> What you should do: Where a line of the material contains the string "Desarrollo", copy that line.

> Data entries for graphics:
------

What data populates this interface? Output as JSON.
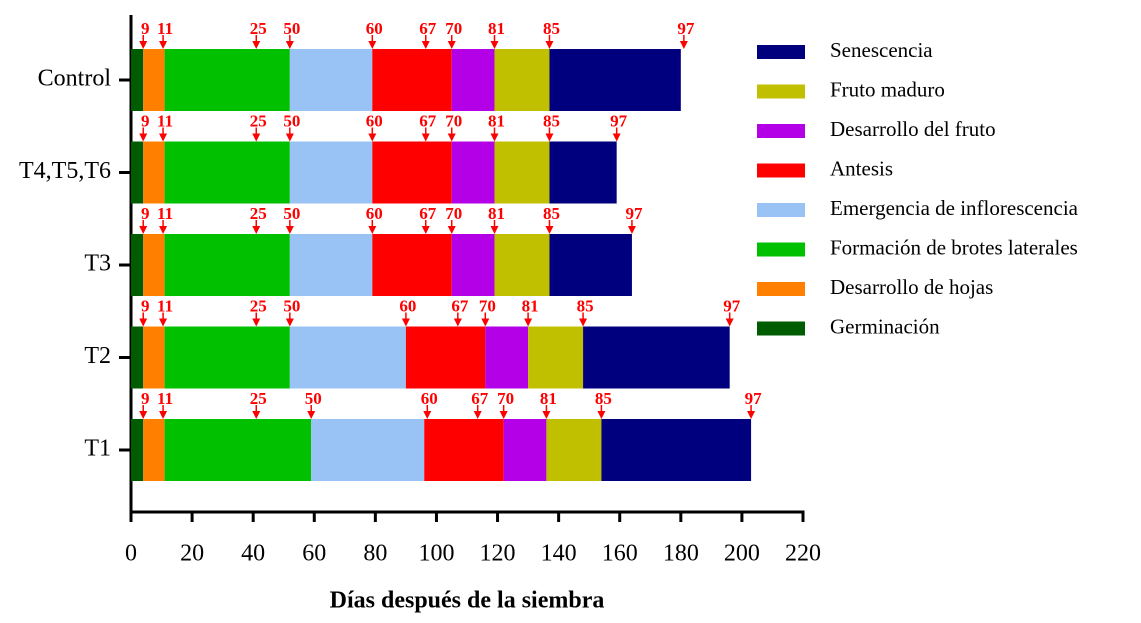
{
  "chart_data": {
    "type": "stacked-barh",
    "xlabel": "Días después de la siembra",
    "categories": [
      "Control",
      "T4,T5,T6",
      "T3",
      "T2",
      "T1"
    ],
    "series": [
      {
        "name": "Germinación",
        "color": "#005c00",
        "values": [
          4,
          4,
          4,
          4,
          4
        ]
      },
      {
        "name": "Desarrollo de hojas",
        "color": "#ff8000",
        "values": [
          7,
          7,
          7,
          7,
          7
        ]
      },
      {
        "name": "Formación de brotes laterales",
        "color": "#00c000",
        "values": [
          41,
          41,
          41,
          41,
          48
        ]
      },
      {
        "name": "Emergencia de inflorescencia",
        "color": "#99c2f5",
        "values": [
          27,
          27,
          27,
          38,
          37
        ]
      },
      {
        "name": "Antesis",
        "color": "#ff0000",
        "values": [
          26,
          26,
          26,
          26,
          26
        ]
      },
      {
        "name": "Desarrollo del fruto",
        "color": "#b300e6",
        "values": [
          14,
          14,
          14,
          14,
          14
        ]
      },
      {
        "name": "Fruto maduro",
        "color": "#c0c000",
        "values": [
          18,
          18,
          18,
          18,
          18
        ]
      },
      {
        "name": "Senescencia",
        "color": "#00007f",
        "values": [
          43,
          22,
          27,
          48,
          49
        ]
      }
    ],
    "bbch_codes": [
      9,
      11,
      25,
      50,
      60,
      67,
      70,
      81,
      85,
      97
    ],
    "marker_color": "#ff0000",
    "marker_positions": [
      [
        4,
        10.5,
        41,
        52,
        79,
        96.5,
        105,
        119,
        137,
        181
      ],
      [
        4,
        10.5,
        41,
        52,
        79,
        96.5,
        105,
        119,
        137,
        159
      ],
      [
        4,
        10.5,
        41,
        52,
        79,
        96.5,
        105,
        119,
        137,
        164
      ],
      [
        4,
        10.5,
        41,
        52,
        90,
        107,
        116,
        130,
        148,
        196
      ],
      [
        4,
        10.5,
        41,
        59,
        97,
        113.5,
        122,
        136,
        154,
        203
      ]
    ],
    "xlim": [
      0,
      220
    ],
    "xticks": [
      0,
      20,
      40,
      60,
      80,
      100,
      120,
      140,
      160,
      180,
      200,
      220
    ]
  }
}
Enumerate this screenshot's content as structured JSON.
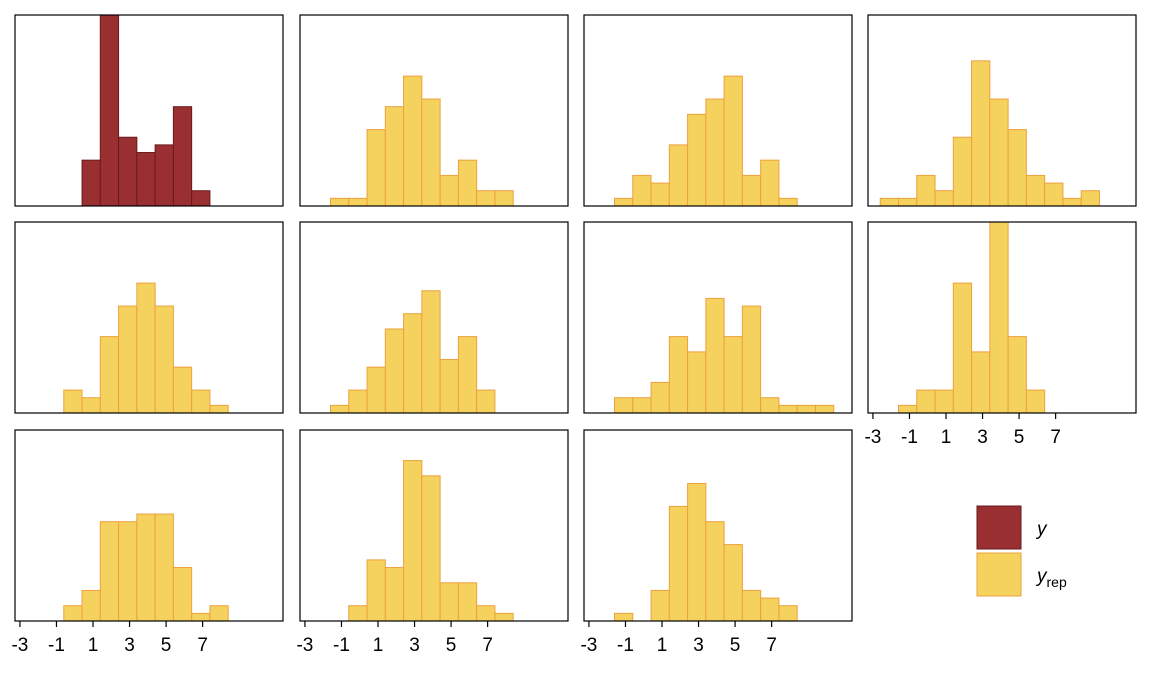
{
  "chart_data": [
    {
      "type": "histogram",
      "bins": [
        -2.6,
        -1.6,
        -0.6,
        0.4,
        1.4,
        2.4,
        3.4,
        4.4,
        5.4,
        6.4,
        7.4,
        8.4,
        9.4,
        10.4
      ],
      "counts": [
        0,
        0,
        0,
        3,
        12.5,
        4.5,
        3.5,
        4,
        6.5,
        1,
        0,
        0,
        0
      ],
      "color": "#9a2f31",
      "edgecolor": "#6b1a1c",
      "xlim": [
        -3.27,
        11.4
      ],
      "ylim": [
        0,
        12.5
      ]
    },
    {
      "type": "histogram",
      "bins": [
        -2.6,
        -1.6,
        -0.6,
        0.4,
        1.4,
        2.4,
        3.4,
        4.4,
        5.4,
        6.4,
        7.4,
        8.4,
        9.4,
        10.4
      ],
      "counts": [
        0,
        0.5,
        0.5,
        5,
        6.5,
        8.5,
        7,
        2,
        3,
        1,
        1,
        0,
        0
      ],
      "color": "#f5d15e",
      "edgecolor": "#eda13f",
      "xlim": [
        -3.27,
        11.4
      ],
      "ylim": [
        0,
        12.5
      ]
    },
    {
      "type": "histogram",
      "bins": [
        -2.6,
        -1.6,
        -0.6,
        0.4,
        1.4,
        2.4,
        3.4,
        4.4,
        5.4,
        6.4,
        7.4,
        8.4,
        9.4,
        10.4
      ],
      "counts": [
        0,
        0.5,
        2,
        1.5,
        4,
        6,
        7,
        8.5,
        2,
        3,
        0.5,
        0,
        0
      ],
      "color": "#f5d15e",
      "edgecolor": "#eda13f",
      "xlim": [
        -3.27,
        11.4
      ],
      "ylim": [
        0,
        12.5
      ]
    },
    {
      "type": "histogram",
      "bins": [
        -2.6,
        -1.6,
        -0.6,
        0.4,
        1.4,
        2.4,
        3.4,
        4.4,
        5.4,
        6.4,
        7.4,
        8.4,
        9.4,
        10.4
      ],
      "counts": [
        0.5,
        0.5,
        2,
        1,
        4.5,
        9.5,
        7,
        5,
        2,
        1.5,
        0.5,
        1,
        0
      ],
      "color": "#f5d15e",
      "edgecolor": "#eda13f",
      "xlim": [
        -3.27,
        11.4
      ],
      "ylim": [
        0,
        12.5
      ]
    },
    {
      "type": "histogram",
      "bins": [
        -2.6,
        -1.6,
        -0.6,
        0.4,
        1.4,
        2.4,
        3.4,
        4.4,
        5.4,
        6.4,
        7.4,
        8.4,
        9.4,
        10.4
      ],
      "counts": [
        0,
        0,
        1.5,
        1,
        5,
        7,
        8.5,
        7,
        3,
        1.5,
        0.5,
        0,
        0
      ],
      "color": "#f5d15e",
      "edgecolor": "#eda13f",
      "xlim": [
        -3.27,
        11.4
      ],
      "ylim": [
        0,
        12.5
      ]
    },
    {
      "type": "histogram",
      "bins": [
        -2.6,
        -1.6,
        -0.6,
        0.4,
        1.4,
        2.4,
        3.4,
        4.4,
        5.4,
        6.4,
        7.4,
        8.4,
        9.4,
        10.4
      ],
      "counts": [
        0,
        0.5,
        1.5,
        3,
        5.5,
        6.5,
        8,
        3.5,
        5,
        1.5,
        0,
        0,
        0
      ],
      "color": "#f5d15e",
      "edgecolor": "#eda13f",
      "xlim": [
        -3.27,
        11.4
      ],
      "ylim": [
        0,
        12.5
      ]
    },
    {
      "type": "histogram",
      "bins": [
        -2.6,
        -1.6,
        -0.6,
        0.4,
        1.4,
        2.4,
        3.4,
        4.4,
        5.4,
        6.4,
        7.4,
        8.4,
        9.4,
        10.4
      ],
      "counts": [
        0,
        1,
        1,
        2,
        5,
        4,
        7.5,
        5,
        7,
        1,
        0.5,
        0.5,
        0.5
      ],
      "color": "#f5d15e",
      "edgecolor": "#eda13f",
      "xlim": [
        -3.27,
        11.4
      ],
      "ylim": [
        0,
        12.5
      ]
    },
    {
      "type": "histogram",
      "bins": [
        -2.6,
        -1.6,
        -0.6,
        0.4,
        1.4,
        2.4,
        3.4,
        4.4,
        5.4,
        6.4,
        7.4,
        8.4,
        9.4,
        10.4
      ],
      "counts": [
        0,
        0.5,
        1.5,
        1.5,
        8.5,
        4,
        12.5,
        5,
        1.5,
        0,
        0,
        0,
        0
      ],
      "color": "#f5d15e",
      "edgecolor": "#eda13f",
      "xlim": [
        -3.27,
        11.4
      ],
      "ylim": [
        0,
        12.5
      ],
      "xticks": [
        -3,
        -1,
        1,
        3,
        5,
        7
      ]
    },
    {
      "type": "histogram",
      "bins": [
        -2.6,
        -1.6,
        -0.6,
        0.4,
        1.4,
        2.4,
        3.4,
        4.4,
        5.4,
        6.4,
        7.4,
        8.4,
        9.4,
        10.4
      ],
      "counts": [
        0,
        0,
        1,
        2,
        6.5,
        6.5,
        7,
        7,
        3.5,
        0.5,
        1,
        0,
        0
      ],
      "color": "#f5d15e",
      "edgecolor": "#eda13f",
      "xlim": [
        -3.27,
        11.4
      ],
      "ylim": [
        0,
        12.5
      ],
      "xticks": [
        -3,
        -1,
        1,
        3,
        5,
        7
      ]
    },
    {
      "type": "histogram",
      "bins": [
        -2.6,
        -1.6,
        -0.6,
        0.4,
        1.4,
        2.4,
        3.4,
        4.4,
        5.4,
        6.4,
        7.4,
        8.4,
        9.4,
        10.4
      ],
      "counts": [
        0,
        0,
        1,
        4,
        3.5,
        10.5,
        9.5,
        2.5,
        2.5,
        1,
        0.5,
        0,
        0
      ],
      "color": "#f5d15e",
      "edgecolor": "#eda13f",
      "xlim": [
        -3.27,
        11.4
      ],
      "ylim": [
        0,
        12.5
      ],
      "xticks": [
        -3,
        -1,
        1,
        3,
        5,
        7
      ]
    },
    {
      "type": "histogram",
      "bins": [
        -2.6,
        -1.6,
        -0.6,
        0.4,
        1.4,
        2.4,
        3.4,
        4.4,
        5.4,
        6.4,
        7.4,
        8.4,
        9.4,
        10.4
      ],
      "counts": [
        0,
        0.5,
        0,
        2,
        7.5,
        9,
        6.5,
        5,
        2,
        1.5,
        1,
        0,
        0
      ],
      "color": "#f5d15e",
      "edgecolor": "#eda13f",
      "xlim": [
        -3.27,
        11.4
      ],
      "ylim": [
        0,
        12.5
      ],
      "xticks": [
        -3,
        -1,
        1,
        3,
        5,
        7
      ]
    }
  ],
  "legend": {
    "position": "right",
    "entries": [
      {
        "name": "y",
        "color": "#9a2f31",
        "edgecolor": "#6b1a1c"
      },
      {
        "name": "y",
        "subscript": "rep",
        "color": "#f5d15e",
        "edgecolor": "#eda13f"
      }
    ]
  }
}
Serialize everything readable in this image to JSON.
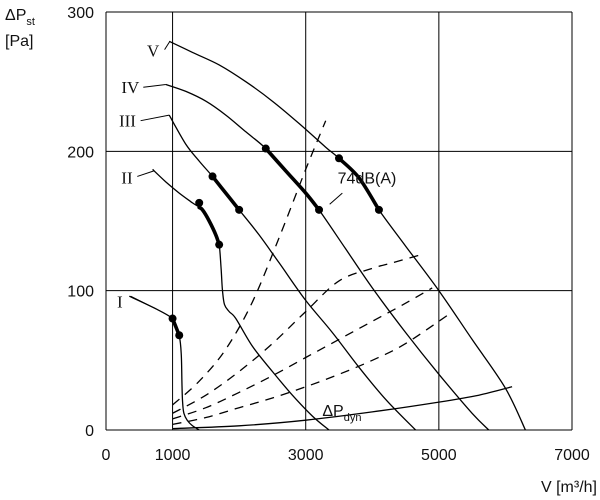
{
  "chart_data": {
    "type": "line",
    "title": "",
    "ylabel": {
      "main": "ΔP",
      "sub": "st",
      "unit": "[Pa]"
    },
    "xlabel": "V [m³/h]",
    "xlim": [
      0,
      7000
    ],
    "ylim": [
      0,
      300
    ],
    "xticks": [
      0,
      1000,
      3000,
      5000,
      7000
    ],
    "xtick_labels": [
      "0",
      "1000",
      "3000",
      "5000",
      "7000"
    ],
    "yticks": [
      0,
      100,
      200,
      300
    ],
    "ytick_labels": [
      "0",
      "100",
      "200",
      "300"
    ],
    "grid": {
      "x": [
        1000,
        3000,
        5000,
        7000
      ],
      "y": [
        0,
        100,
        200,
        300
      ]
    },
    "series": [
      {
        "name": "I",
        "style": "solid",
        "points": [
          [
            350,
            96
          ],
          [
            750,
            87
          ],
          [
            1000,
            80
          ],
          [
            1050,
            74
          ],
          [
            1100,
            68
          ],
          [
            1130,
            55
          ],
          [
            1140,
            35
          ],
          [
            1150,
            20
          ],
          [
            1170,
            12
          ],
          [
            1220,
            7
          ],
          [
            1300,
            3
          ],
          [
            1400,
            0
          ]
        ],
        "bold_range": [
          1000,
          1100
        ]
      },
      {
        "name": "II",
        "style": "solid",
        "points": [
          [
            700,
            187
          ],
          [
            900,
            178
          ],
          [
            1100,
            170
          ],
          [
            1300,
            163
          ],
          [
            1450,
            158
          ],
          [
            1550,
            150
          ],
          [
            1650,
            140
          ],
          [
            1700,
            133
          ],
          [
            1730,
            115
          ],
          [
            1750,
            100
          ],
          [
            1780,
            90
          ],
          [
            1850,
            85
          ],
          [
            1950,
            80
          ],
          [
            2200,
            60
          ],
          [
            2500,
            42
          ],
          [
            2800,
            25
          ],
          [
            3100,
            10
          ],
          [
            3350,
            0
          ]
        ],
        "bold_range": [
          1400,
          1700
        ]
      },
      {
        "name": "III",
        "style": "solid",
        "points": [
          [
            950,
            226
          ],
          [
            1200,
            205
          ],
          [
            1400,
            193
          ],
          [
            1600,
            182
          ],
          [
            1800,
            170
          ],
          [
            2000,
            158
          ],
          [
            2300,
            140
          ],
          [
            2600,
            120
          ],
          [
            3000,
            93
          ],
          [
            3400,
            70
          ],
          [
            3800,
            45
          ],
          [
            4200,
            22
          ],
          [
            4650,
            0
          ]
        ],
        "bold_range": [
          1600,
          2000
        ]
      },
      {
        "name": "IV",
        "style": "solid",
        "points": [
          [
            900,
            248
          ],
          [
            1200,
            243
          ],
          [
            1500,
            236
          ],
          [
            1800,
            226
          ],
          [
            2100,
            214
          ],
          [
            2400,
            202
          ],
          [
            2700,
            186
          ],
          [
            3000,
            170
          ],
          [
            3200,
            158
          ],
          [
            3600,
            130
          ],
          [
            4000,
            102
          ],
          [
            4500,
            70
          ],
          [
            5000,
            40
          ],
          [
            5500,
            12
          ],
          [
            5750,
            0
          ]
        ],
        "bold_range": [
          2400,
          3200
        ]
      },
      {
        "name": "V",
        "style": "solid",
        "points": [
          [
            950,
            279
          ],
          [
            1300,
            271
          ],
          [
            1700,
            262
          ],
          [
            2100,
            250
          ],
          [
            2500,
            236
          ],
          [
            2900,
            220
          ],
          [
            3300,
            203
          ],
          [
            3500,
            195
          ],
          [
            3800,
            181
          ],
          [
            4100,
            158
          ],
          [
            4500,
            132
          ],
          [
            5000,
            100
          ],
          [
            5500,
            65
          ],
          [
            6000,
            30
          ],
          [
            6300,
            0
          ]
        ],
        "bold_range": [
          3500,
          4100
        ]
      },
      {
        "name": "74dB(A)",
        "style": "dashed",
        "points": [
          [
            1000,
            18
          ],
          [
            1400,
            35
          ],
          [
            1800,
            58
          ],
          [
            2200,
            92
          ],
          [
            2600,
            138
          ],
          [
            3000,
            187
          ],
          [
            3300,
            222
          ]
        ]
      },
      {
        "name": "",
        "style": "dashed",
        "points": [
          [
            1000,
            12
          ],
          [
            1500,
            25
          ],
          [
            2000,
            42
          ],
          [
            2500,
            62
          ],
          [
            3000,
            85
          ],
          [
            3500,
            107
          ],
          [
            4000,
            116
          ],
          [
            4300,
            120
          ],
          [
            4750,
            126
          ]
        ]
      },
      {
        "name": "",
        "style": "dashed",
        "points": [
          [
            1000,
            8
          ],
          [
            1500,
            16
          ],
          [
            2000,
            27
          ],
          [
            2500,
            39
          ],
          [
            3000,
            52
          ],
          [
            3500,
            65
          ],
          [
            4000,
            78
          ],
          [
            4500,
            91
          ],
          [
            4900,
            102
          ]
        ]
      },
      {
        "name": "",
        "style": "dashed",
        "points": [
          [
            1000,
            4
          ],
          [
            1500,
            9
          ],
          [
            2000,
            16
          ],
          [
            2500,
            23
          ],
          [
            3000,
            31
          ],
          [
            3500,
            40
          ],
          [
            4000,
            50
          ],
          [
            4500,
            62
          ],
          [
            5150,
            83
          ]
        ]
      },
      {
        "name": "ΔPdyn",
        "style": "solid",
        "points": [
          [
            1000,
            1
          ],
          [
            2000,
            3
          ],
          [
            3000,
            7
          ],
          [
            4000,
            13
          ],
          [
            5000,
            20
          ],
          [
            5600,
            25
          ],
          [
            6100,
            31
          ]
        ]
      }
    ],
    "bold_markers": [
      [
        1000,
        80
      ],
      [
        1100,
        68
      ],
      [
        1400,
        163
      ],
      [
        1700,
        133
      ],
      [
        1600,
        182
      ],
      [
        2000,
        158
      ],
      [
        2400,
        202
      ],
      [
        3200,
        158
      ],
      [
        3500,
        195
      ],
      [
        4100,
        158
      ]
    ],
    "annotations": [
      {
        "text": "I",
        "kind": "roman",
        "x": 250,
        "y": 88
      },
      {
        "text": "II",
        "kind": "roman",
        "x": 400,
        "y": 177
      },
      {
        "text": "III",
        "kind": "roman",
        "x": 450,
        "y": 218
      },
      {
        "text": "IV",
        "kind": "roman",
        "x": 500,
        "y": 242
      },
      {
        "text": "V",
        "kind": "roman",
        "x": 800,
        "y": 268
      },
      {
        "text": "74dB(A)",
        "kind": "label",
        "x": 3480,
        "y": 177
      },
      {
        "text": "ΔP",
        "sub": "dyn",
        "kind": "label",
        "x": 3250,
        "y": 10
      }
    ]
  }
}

------

> Response for this exercise:
        "name": "Desarrollo de hojas",
        "name": "Desarrollo del fruto",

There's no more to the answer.